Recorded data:

--- --- ---

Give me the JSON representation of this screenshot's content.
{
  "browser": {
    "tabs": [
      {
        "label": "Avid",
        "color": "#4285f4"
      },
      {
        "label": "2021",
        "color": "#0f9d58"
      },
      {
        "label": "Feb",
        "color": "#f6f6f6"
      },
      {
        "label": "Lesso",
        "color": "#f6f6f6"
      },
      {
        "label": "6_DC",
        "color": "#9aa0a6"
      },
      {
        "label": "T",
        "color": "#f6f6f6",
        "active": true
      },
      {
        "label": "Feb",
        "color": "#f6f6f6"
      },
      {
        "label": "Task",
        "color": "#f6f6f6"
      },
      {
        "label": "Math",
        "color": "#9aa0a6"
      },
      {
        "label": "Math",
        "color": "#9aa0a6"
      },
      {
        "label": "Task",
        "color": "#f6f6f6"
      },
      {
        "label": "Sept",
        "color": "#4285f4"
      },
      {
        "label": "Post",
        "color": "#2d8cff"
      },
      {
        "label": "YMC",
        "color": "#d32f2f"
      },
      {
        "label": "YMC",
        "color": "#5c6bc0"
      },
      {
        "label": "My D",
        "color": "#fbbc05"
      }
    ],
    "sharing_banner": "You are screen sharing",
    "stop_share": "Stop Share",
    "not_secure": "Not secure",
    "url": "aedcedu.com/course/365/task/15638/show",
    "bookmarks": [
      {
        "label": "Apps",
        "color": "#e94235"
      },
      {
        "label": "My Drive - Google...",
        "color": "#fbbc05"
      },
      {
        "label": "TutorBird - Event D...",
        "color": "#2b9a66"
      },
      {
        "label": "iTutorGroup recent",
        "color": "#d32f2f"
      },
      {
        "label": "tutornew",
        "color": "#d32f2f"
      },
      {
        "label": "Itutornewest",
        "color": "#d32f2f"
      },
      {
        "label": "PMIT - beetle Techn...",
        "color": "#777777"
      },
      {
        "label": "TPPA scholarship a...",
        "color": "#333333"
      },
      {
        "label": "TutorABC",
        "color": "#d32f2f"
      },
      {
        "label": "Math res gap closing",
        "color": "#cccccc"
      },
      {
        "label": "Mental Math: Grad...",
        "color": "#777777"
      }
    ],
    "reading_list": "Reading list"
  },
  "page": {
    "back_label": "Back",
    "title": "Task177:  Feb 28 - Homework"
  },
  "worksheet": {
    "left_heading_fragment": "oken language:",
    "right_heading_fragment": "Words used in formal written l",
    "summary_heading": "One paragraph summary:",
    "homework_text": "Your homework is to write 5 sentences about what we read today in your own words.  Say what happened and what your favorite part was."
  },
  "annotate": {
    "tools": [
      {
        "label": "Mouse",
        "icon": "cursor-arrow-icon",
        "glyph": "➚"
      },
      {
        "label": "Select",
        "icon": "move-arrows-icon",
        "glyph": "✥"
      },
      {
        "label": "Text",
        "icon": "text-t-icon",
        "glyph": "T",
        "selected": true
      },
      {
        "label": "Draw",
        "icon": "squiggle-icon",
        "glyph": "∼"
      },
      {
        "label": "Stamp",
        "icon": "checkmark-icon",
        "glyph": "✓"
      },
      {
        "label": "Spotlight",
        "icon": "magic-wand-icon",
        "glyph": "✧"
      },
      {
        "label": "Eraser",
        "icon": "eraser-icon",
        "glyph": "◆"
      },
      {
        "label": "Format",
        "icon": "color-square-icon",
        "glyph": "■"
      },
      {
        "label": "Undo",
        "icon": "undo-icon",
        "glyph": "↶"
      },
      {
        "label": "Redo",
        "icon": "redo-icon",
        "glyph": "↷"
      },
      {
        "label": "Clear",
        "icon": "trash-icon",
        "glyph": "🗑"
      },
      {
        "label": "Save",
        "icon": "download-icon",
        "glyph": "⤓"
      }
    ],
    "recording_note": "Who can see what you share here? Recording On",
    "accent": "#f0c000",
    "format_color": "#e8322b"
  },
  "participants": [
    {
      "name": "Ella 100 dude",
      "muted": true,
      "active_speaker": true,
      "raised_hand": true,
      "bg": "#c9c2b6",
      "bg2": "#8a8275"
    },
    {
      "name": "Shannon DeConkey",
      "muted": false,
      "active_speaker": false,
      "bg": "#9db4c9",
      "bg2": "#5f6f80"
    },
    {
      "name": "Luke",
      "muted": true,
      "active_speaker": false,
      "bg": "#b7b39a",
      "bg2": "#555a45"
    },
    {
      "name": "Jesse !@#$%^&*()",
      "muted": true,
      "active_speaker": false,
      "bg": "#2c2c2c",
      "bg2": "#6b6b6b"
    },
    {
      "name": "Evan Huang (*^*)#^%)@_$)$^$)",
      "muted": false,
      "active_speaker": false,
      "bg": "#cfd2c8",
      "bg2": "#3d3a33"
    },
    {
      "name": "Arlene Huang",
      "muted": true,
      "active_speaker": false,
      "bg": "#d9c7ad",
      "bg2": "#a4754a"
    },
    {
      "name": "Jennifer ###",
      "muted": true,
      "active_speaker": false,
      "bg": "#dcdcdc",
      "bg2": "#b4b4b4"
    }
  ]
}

--- --- ---

*Stated problem:* Scan the listing above and copy all lines containing the word "name".

*Exercise response:*
      "name": "Ella 100 dude",
      "name": "Shannon DeConkey",
      "name": "Luke",
      "name": "Jesse !@#$%^&*()",
      "name": "Evan Huang (*^*)#^%)@_$)$^$)",
      "name": "Arlene Huang",
      "name": "Jennifer ###",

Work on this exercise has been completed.